>>

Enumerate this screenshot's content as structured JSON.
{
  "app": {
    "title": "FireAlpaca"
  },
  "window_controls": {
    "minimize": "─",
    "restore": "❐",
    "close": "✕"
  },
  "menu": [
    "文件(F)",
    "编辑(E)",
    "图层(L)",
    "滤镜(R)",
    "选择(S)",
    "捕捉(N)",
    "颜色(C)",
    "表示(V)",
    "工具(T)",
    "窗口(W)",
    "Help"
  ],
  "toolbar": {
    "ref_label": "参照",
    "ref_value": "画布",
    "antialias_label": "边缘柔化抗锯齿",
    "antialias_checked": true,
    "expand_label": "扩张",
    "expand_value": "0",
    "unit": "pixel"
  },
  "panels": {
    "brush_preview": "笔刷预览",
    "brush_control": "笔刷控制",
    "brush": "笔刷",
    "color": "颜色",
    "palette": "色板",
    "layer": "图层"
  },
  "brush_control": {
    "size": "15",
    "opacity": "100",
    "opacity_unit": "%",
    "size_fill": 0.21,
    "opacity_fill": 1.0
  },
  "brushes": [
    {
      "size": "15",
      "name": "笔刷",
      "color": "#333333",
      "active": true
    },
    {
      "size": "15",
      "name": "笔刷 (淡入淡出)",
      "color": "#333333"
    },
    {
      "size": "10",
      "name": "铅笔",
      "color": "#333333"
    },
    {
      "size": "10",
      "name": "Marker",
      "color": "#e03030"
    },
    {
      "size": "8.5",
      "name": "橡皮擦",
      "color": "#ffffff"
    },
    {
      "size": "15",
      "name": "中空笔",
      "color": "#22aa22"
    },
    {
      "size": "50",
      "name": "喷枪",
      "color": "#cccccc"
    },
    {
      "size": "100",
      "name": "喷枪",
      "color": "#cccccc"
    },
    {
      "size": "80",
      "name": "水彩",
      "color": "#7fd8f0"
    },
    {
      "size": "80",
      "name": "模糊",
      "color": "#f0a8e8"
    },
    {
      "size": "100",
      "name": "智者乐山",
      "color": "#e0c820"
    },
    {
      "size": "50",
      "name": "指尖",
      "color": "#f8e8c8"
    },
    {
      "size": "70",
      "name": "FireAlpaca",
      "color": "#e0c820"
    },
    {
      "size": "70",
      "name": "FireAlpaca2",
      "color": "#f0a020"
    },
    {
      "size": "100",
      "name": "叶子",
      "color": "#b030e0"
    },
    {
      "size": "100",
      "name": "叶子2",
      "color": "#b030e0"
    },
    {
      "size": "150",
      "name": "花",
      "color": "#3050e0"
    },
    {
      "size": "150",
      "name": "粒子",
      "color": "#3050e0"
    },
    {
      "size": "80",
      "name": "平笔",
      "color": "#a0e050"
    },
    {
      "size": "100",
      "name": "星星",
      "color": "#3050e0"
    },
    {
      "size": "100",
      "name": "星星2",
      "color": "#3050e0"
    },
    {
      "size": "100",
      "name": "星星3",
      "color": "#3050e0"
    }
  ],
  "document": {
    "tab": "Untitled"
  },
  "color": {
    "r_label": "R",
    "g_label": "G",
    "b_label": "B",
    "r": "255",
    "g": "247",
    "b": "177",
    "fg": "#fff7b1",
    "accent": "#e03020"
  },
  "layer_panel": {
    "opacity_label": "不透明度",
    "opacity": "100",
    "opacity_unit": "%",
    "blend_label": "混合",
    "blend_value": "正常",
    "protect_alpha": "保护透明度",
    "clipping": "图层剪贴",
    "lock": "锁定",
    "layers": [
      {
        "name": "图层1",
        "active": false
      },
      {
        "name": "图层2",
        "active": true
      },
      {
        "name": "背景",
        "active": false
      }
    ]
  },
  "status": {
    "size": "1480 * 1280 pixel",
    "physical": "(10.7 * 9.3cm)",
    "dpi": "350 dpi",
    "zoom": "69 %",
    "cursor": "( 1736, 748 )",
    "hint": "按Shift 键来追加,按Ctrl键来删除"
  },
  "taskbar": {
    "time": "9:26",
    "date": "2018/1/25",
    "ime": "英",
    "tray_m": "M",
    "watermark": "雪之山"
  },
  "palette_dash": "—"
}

<<

WRITTEN REQUEST:
Output each record exactly, leaving nothing out.

ANSWER TO THIS PROBLEM:
Enumerate this screenshot's content as structured JSON.
{
  "app": {
    "title": "FireAlpaca"
  },
  "window_controls": {
    "minimize": "─",
    "restore": "❐",
    "close": "✕"
  },
  "menu": [
    "文件(F)",
    "编辑(E)",
    "图层(L)",
    "滤镜(R)",
    "选择(S)",
    "捕捉(N)",
    "颜色(C)",
    "表示(V)",
    "工具(T)",
    "窗口(W)",
    "Help"
  ],
  "toolbar": {
    "ref_label": "参照",
    "ref_value": "画布",
    "antialias_label": "边缘柔化抗锯齿",
    "antialias_checked": true,
    "expand_label": "扩张",
    "expand_value": "0",
    "unit": "pixel"
  },
  "panels": {
    "brush_preview": "笔刷预览",
    "brush_control": "笔刷控制",
    "brush": "笔刷",
    "color": "颜色",
    "palette": "色板",
    "layer": "图层"
  },
  "brush_control": {
    "size": "15",
    "opacity": "100",
    "opacity_unit": "%",
    "size_fill": 0.21,
    "opacity_fill": 1.0
  },
  "brushes": [
    {
      "size": "15",
      "name": "笔刷",
      "color": "#333333",
      "active": true
    },
    {
      "size": "15",
      "name": "笔刷 (淡入淡出)",
      "color": "#333333"
    },
    {
      "size": "10",
      "name": "铅笔",
      "color": "#333333"
    },
    {
      "size": "10",
      "name": "Marker",
      "color": "#e03030"
    },
    {
      "size": "8.5",
      "name": "橡皮擦",
      "color": "#ffffff"
    },
    {
      "size": "15",
      "name": "中空笔",
      "color": "#22aa22"
    },
    {
      "size": "50",
      "name": "喷枪",
      "color": "#cccccc"
    },
    {
      "size": "100",
      "name": "喷枪",
      "color": "#cccccc"
    },
    {
      "size": "80",
      "name": "水彩",
      "color": "#7fd8f0"
    },
    {
      "size": "80",
      "name": "模糊",
      "color": "#f0a8e8"
    },
    {
      "size": "100",
      "name": "智者乐山",
      "color": "#e0c820"
    },
    {
      "size": "50",
      "name": "指尖",
      "color": "#f8e8c8"
    },
    {
      "size": "70",
      "name": "FireAlpaca",
      "color": "#e0c820"
    },
    {
      "size": "70",
      "name": "FireAlpaca2",
      "color": "#f0a020"
    },
    {
      "size": "100",
      "name": "叶子",
      "color": "#b030e0"
    },
    {
      "size": "100",
      "name": "叶子2",
      "color": "#b030e0"
    },
    {
      "size": "150",
      "name": "花",
      "color": "#3050e0"
    },
    {
      "size": "150",
      "name": "粒子",
      "color": "#3050e0"
    },
    {
      "size": "80",
      "name": "平笔",
      "color": "#a0e050"
    },
    {
      "size": "100",
      "name": "星星",
      "color": "#3050e0"
    },
    {
      "size": "100",
      "name": "星星2",
      "color": "#3050e0"
    },
    {
      "size": "100",
      "name": "星星3",
      "color": "#3050e0"
    }
  ],
  "document": {
    "tab": "Untitled"
  },
  "color": {
    "r_label": "R",
    "g_label": "G",
    "b_label": "B",
    "r": "255",
    "g": "247",
    "b": "177",
    "fg": "#fff7b1",
    "accent": "#e03020"
  },
  "layer_panel": {
    "opacity_label": "不透明度",
    "opacity": "100",
    "opacity_unit": "%",
    "blend_label": "混合",
    "blend_value": "正常",
    "protect_alpha": "保护透明度",
    "clipping": "图层剪贴",
    "lock": "锁定",
    "layers": [
      {
        "name": "图层1",
        "active": false
      },
      {
        "name": "图层2",
        "active": true
      },
      {
        "name": "背景",
        "active": false
      }
    ]
  },
  "status": {
    "size": "1480 * 1280 pixel",
    "physical": "(10.7 * 9.3cm)",
    "dpi": "350 dpi",
    "zoom": "69 %",
    "cursor": "( 1736, 748 )",
    "hint": "按Shift 键来追加,按Ctrl键来删除"
  },
  "taskbar": {
    "time": "9:26",
    "date": "2018/1/25",
    "ime": "英",
    "tray_m": "M",
    "watermark": "雪之山"
  },
  "palette_dash": "—"
}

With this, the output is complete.